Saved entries
------------------------------
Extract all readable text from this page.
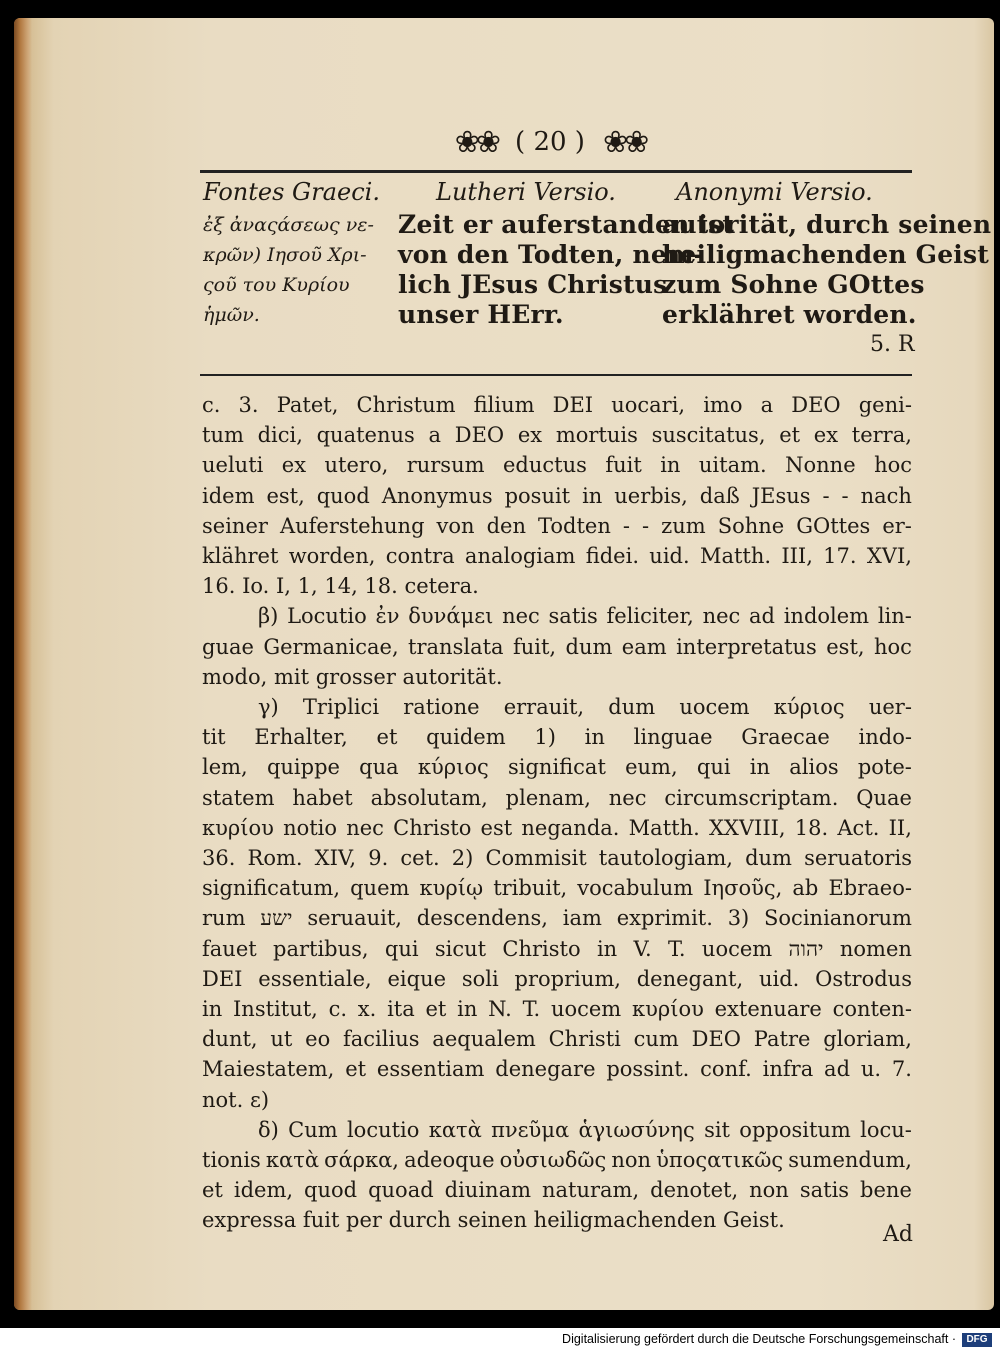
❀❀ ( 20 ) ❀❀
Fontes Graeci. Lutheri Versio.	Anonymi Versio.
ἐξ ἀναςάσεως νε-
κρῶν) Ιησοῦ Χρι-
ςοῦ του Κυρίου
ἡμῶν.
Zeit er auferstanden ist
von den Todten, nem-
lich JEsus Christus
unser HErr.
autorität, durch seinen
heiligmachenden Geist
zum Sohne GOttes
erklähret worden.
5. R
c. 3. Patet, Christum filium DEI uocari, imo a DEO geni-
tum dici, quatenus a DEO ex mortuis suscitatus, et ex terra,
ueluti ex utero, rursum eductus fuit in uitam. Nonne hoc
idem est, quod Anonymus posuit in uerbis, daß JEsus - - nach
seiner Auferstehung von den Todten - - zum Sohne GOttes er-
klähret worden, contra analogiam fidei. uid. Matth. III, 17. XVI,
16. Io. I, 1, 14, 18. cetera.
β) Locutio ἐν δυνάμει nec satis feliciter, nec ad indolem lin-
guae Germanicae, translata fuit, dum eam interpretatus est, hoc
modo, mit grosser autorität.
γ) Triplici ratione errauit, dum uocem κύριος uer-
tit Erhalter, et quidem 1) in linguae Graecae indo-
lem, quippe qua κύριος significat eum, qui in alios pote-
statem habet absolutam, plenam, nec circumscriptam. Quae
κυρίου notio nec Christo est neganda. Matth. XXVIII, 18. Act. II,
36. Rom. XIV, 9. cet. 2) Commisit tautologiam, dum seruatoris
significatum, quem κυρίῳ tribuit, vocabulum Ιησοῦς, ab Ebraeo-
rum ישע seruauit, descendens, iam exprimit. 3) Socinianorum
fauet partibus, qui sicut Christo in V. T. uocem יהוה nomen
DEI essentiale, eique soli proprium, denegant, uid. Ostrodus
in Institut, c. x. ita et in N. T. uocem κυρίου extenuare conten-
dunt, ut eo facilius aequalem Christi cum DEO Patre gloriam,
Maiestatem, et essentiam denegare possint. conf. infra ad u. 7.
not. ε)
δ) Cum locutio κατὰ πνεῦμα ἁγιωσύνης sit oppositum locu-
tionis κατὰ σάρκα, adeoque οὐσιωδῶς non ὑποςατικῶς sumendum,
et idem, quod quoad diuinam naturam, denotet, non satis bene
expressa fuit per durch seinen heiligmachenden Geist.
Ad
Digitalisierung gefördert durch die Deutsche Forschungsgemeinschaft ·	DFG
------------------------------
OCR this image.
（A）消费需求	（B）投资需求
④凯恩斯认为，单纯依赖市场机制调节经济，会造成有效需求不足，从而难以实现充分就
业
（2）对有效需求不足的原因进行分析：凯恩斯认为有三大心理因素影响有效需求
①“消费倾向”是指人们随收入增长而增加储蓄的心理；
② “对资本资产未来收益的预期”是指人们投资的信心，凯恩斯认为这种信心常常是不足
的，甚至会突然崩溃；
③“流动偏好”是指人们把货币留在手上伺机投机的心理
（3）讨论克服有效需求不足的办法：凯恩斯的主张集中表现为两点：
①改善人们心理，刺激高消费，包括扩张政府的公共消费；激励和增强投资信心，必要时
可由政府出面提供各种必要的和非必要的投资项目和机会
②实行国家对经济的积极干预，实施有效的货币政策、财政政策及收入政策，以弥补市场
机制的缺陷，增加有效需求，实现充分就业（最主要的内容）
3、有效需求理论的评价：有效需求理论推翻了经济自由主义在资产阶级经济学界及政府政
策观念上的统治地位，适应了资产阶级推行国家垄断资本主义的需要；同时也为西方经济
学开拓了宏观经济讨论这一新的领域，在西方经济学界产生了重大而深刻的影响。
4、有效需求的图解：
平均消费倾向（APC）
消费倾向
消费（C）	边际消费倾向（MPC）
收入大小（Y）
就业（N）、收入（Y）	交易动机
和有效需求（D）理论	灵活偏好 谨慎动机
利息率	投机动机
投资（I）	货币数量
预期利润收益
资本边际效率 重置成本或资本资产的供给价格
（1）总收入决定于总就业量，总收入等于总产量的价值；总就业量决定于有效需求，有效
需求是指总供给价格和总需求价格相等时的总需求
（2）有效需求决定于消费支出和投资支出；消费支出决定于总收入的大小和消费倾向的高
------------------------------
#### [Instructions for the task]
Scan the listing above. Gather each line that contains the word "autorität".

#### [Solution to this exercise]
autorität, durch seinen
modo, mit grosser autorität.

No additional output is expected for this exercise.